• [Short exercise]
Reproduce the data below in full and exclude every picture.

====================

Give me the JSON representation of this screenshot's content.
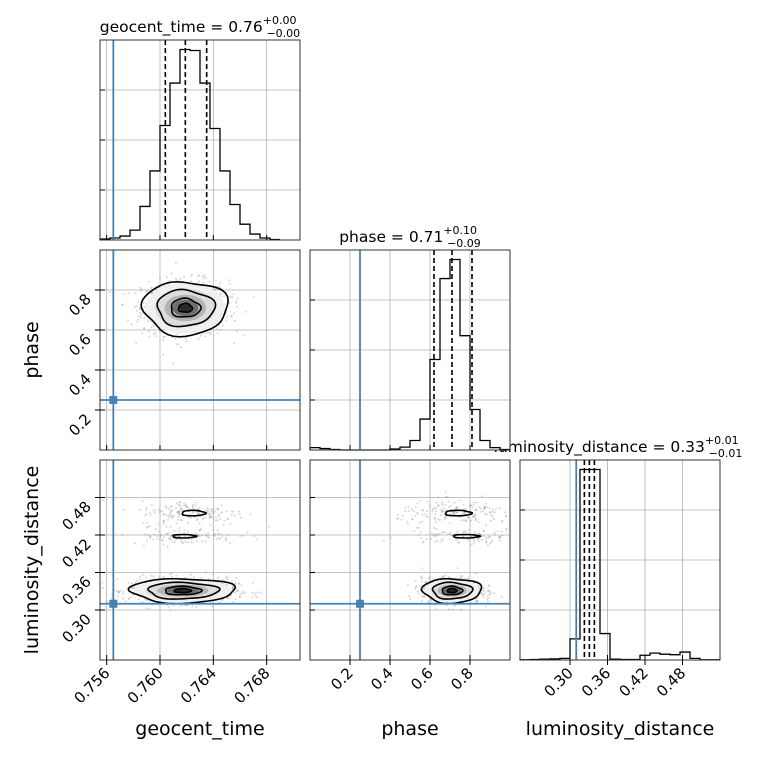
{
  "chart_data": {
    "type": "corner",
    "parameters": [
      "geocent_time",
      "phase",
      "luminosity_distance"
    ],
    "axis_labels": [
      "geocent_time",
      "phase",
      "luminosity_distance"
    ],
    "truths": [
      0.7565,
      0.25,
      0.31
    ],
    "truth_color": "#4682b4",
    "ranges": [
      [
        0.7555,
        0.7705
      ],
      [
        0.0,
        1.0
      ],
      [
        0.22,
        0.54
      ]
    ],
    "ticks": {
      "geocent_time": {
        "values": [
          0.756,
          0.76,
          0.764,
          0.768
        ],
        "labels": [
          "0.756",
          "0.760",
          "0.764",
          "0.768"
        ]
      },
      "phase": {
        "values": [
          0.2,
          0.4,
          0.6,
          0.8
        ],
        "labels": [
          "0.2",
          "0.4",
          "0.6",
          "0.8"
        ]
      },
      "luminosity_distance": {
        "values": [
          0.3,
          0.36,
          0.42,
          0.48
        ],
        "labels": [
          "0.30",
          "0.36",
          "0.42",
          "0.48"
        ]
      }
    },
    "marginals": [
      {
        "parameter": "geocent_time",
        "title": "geocent_time = 0.76",
        "title_plus": "+0.00",
        "title_minus": "−0.00",
        "median": 0.7619,
        "quantiles": [
          0.7604,
          0.7619,
          0.7635
        ],
        "bin_edges": [
          0.7555,
          0.75625,
          0.757,
          0.75775,
          0.7585,
          0.75925,
          0.76,
          0.76075,
          0.7615,
          0.76225,
          0.763,
          0.76375,
          0.7645,
          0.76525,
          0.766,
          0.76675,
          0.7675,
          0.76825,
          0.769
        ],
        "counts": [
          2,
          4,
          8,
          20,
          68,
          140,
          232,
          318,
          386,
          384,
          318,
          226,
          140,
          72,
          32,
          12,
          4,
          1
        ]
      },
      {
        "parameter": "phase",
        "title": "phase = 0.71",
        "title_plus": "+0.10",
        "title_minus": "−0.09",
        "median": 0.71,
        "quantiles": [
          0.62,
          0.71,
          0.81
        ],
        "bin_edges": [
          0.0,
          0.05,
          0.1,
          0.15,
          0.2,
          0.25,
          0.3,
          0.35,
          0.4,
          0.45,
          0.5,
          0.55,
          0.6,
          0.65,
          0.7,
          0.75,
          0.8,
          0.85,
          0.9,
          0.95,
          1.0
        ],
        "counts": [
          10,
          6,
          2,
          0,
          0,
          0,
          0,
          0,
          4,
          12,
          40,
          130,
          380,
          720,
          800,
          480,
          170,
          40,
          10,
          2
        ]
      },
      {
        "parameter": "luminosity_distance",
        "title": "luminosity_distance = 0.33",
        "title_plus": "+0.01",
        "title_minus": "−0.01",
        "median": 0.331,
        "quantiles": [
          0.323,
          0.331,
          0.339
        ],
        "bin_edges": [
          0.22,
          0.236,
          0.252,
          0.268,
          0.284,
          0.3,
          0.316,
          0.332,
          0.348,
          0.364,
          0.38,
          0.396,
          0.412,
          0.428,
          0.444,
          0.46,
          0.476,
          0.492,
          0.508,
          0.524,
          0.54
        ],
        "counts": [
          1,
          2,
          3,
          4,
          6,
          80,
          720,
          720,
          100,
          3,
          2,
          2,
          18,
          26,
          22,
          20,
          30,
          6,
          1,
          1
        ]
      }
    ],
    "joint_2d": [
      {
        "x": "geocent_time",
        "y": "phase",
        "centers": [
          {
            "x": 0.7619,
            "y": 0.71,
            "sx": 0.0013,
            "sy": 0.055,
            "n": 900
          }
        ],
        "contour_levels": [
          0.4,
          0.85,
          1.65,
          2.45
        ]
      },
      {
        "x": "geocent_time",
        "y": "luminosity_distance",
        "centers": [
          {
            "x": 0.7617,
            "y": 0.331,
            "sx": 0.0016,
            "sy": 0.008,
            "n": 780
          },
          {
            "x": 0.7625,
            "y": 0.455,
            "sx": 0.0016,
            "sy": 0.008,
            "n": 170
          },
          {
            "x": 0.7618,
            "y": 0.418,
            "sx": 0.0016,
            "sy": 0.005,
            "n": 110
          }
        ],
        "contour_levels": [
          0.4,
          0.85,
          1.65,
          2.45
        ]
      },
      {
        "x": "phase",
        "y": "luminosity_distance",
        "centers": [
          {
            "x": 0.71,
            "y": 0.331,
            "sx": 0.06,
            "sy": 0.008,
            "n": 780
          },
          {
            "x": 0.74,
            "y": 0.455,
            "sx": 0.12,
            "sy": 0.008,
            "n": 170
          },
          {
            "x": 0.78,
            "y": 0.418,
            "sx": 0.12,
            "sy": 0.005,
            "n": 110
          }
        ],
        "contour_levels": [
          0.4,
          0.85,
          1.65,
          2.45
        ]
      }
    ]
  }
}
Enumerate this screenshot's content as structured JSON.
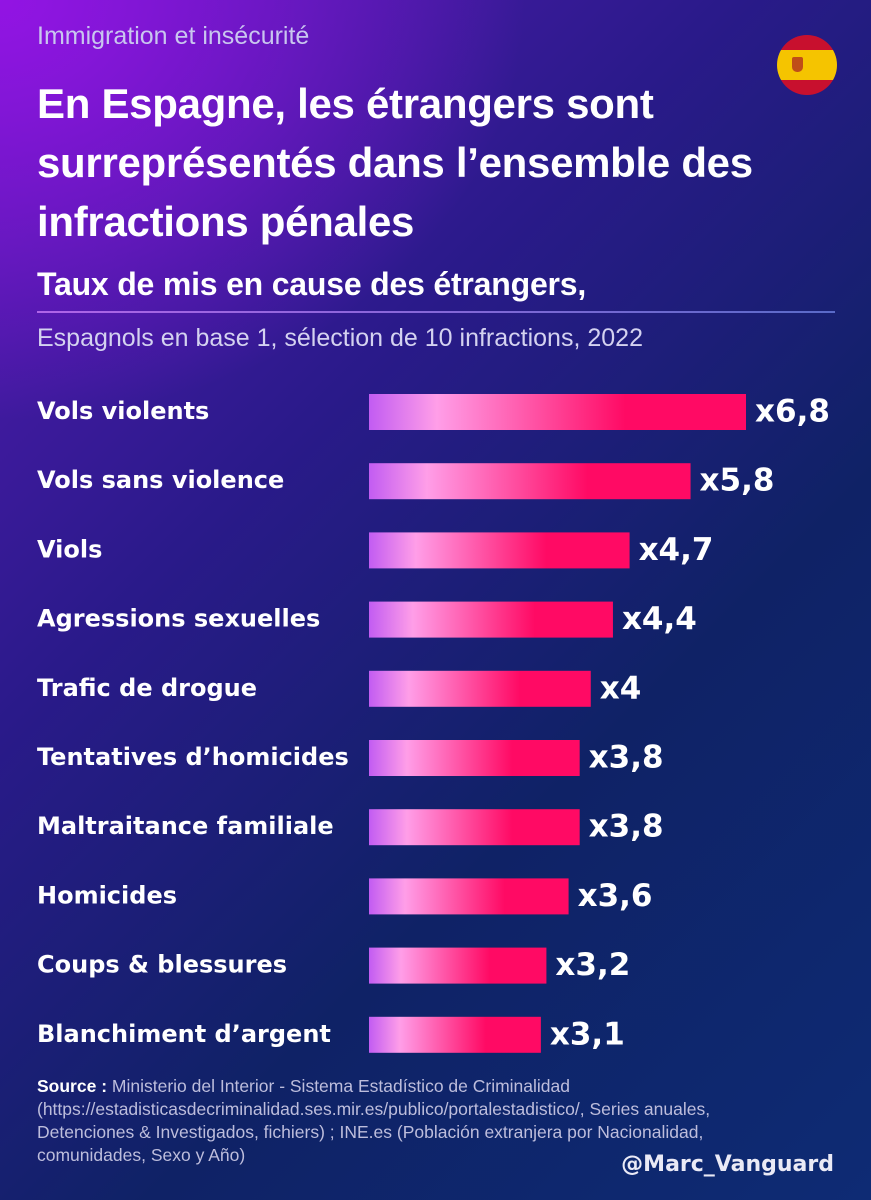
{
  "header": {
    "kicker": "Immigration et insécurité",
    "title": "En Espagne, les étrangers sont surreprésentés dans l’ensemble des infractions pénales",
    "flag_icon": "spain-flag-icon"
  },
  "chart_data": {
    "type": "bar",
    "orientation": "horizontal",
    "title": "Taux de mis en cause des étrangers,",
    "subtitle": "Espagnols en base 1, sélection de 10 infractions, 2022",
    "categories": [
      "Vols violents",
      "Vols sans violence",
      "Viols",
      "Agressions sexuelles",
      "Trafic de drogue",
      "Tentatives d’homicides",
      "Maltraitance familiale",
      "Homicides",
      "Coups & blessures",
      "Blanchiment d’argent"
    ],
    "values": [
      6.8,
      5.8,
      4.7,
      4.4,
      4.0,
      3.8,
      3.8,
      3.6,
      3.2,
      3.1
    ],
    "value_labels": [
      "x6,8",
      "x5,8",
      "x4,7",
      "x4,4",
      "x4",
      "x3,8",
      "x3,8",
      "x3,6",
      "x3,2",
      "x3,1"
    ],
    "xlim": [
      0,
      6.8
    ],
    "grid": false,
    "colors": {
      "bar_start": "#c25cf2",
      "bar_mid": "#ff9ee8",
      "bar_end": "#ff0a64"
    }
  },
  "footer": {
    "source_label": "Source :",
    "source_text": "Ministerio del Interior - Sistema Estadístico de Criminalidad (https://estadisticasdecriminalidad.ses.mir.es/publico/portalestadistico/, Series anuales, Detenciones & Investigados, fichiers) ; INE.es (Población extranjera por Nacionalidad, comunidades, Sexo y Año)",
    "handle": "@Marc_Vanguard"
  }
}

====================

• [Output for this task]
Give me the JSON representation of this screenshot's content.
{
  "chart_data": {
    "type": "corner",
    "parameters": [
      "geocent_time",
      "phase",
      "luminosity_distance"
    ],
    "axis_labels": [
      "geocent_time",
      "phase",
      "luminosity_distance"
    ],
    "truths": [
      0.7565,
      0.25,
      0.31
    ],
    "truth_color": "#4682b4",
    "ranges": [
      [
        0.7555,
        0.7705
      ],
      [
        0.0,
        1.0
      ],
      [
        0.22,
        0.54
      ]
    ],
    "ticks": {
      "geocent_time": {
        "values": [
          0.756,
          0.76,
          0.764,
          0.768
        ],
        "labels": [
          "0.756",
          "0.760",
          "0.764",
          "0.768"
        ]
      },
      "phase": {
        "values": [
          0.2,
          0.4,
          0.6,
          0.8
        ],
        "labels": [
          "0.2",
          "0.4",
          "0.6",
          "0.8"
        ]
      },
      "luminosity_distance": {
        "values": [
          0.3,
          0.36,
          0.42,
          0.48
        ],
        "labels": [
          "0.30",
          "0.36",
          "0.42",
          "0.48"
        ]
      }
    },
    "marginals": [
      {
        "parameter": "geocent_time",
        "title": "geocent_time = 0.76",
        "title_plus": "+0.00",
        "title_minus": "−0.00",
        "median": 0.7619,
        "quantiles": [
          0.7604,
          0.7619,
          0.7635
        ],
        "bin_edges": [
          0.7555,
          0.75625,
          0.757,
          0.75775,
          0.7585,
          0.75925,
          0.76,
          0.76075,
          0.7615,
          0.76225,
          0.763,
          0.76375,
          0.7645,
          0.76525,
          0.766,
          0.76675,
          0.7675,
          0.76825,
          0.769
        ],
        "counts": [
          2,
          4,
          8,
          20,
          68,
          140,
          232,
          318,
          386,
          384,
          318,
          226,
          140,
          72,
          32,
          12,
          4,
          1
        ]
      },
      {
        "parameter": "phase",
        "title": "phase = 0.71",
        "title_plus": "+0.10",
        "title_minus": "−0.09",
        "median": 0.71,
        "quantiles": [
          0.62,
          0.71,
          0.81
        ],
        "bin_edges": [
          0.0,
          0.05,
          0.1,
          0.15,
          0.2,
          0.25,
          0.3,
          0.35,
          0.4,
          0.45,
          0.5,
          0.55,
          0.6,
          0.65,
          0.7,
          0.75,
          0.8,
          0.85,
          0.9,
          0.95,
          1.0
        ],
        "counts": [
          10,
          6,
          2,
          0,
          0,
          0,
          0,
          0,
          4,
          12,
          40,
          130,
          380,
          720,
          800,
          480,
          170,
          40,
          10,
          2
        ]
      },
      {
        "parameter": "luminosity_distance",
        "title": "luminosity_distance = 0.33",
        "title_plus": "+0.01",
        "title_minus": "−0.01",
        "median": 0.331,
        "quantiles": [
          0.323,
          0.331,
          0.339
        ],
        "bin_edges": [
          0.22,
          0.236,
          0.252,
          0.268,
          0.284,
          0.3,
          0.316,
          0.332,
          0.348,
          0.364,
          0.38,
          0.396,
          0.412,
          0.428,
          0.444,
          0.46,
          0.476,
          0.492,
          0.508,
          0.524,
          0.54
        ],
        "counts": [
          1,
          2,
          3,
          4,
          6,
          80,
          720,
          720,
          100,
          3,
          2,
          2,
          18,
          26,
          22,
          20,
          30,
          6,
          1,
          1
        ]
      }
    ],
    "joint_2d": [
      {
        "x": "geocent_time",
        "y": "phase",
        "centers": [
          {
            "x": 0.7619,
            "y": 0.71,
            "sx": 0.0013,
            "sy": 0.055,
            "n": 900
          }
        ],
        "contour_levels": [
          0.4,
          0.85,
          1.65,
          2.45
        ]
      },
      {
        "x": "geocent_time",
        "y": "luminosity_distance",
        "centers": [
          {
            "x": 0.7617,
            "y": 0.331,
            "sx": 0.0016,
            "sy": 0.008,
            "n": 780
          },
          {
            "x": 0.7625,
            "y": 0.455,
            "sx": 0.0016,
            "sy": 0.008,
            "n": 170
          },
          {
            "x": 0.7618,
            "y": 0.418,
            "sx": 0.0016,
            "sy": 0.005,
            "n": 110
          }
        ],
        "contour_levels": [
          0.4,
          0.85,
          1.65,
          2.45
        ]
      },
      {
        "x": "phase",
        "y": "luminosity_distance",
        "centers": [
          {
            "x": 0.71,
            "y": 0.331,
            "sx": 0.06,
            "sy": 0.008,
            "n": 780
          },
          {
            "x": 0.74,
            "y": 0.455,
            "sx": 0.12,
            "sy": 0.008,
            "n": 170
          },
          {
            "x": 0.78,
            "y": 0.418,
            "sx": 0.12,
            "sy": 0.005,
            "n": 110
          }
        ],
        "contour_levels": [
          0.4,
          0.85,
          1.65,
          2.45
        ]
      }
    ]
  }
}
Enumerate this screenshot's content as structured JSON.
{
  "header": {
    "kicker": "Immigration et insécurité",
    "title": "En Espagne, les étrangers sont surreprésentés dans l’ensemble des infractions pénales",
    "flag_icon": "spain-flag-icon"
  },
  "chart_data": {
    "type": "bar",
    "orientation": "horizontal",
    "title": "Taux de mis en cause des étrangers,",
    "subtitle": "Espagnols en base 1, sélection de 10 infractions, 2022",
    "categories": [
      "Vols violents",
      "Vols sans violence",
      "Viols",
      "Agressions sexuelles",
      "Trafic de drogue",
      "Tentatives d’homicides",
      "Maltraitance familiale",
      "Homicides",
      "Coups & blessures",
      "Blanchiment d’argent"
    ],
    "values": [
      6.8,
      5.8,
      4.7,
      4.4,
      4.0,
      3.8,
      3.8,
      3.6,
      3.2,
      3.1
    ],
    "value_labels": [
      "x6,8",
      "x5,8",
      "x4,7",
      "x4,4",
      "x4",
      "x3,8",
      "x3,8",
      "x3,6",
      "x3,2",
      "x3,1"
    ],
    "xlim": [
      0,
      6.8
    ],
    "grid": false,
    "colors": {
      "bar_start": "#c25cf2",
      "bar_mid": "#ff9ee8",
      "bar_end": "#ff0a64"
    }
  },
  "footer": {
    "source_label": "Source :",
    "source_text": "Ministerio del Interior - Sistema Estadístico de Criminalidad (https://estadisticasdecriminalidad.ses.mir.es/publico/portalestadistico/, Series anuales, Detenciones & Investigados, fichiers) ; INE.es (Población extranjera por Nacionalidad, comunidades, Sexo y Año)",
    "handle": "@Marc_Vanguard"
  }
}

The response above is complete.